## [Task goal]
Output the data that follows exactly, line for line.

Extracted records:
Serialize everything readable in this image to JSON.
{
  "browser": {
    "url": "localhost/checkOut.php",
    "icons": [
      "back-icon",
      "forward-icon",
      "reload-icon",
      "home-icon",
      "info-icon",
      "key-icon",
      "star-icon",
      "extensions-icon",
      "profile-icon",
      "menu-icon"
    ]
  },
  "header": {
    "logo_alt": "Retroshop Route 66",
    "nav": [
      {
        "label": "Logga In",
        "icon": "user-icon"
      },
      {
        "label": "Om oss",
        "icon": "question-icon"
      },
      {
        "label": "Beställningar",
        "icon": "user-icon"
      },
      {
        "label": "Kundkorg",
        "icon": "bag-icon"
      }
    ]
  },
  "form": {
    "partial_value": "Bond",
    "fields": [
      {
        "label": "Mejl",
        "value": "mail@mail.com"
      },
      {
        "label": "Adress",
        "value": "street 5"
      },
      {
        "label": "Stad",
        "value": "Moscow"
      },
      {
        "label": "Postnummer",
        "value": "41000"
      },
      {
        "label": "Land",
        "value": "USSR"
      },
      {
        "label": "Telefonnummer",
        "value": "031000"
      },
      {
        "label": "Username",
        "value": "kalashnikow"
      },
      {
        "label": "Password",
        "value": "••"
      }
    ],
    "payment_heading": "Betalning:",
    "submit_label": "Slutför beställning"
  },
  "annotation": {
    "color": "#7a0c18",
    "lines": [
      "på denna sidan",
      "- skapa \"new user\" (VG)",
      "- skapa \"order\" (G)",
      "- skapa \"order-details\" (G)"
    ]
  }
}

## [Full solution]
Serialize everything readable in this image to JSON.
{
  "browser": {
    "url": "localhost/checkOut.php",
    "icons": [
      "back-icon",
      "forward-icon",
      "reload-icon",
      "home-icon",
      "info-icon",
      "key-icon",
      "star-icon",
      "extensions-icon",
      "profile-icon",
      "menu-icon"
    ]
  },
  "header": {
    "logo_alt": "Retroshop Route 66",
    "nav": [
      {
        "label": "Logga In",
        "icon": "user-icon"
      },
      {
        "label": "Om oss",
        "icon": "question-icon"
      },
      {
        "label": "Beställningar",
        "icon": "user-icon"
      },
      {
        "label": "Kundkorg",
        "icon": "bag-icon"
      }
    ]
  },
  "form": {
    "partial_value": "Bond",
    "fields": [
      {
        "label": "Mejl",
        "value": "mail@mail.com"
      },
      {
        "label": "Adress",
        "value": "street 5"
      },
      {
        "label": "Stad",
        "value": "Moscow"
      },
      {
        "label": "Postnummer",
        "value": "41000"
      },
      {
        "label": "Land",
        "value": "USSR"
      },
      {
        "label": "Telefonnummer",
        "value": "031000"
      },
      {
        "label": "Username",
        "value": "kalashnikow"
      },
      {
        "label": "Password",
        "value": "••"
      }
    ],
    "payment_heading": "Betalning:",
    "submit_label": "Slutför beställning"
  },
  "annotation": {
    "color": "#7a0c18",
    "lines": [
      "på denna sidan",
      "- skapa \"new user\" (VG)",
      "- skapa \"order\" (G)",
      "- skapa \"order-details\" (G)"
    ]
  }
}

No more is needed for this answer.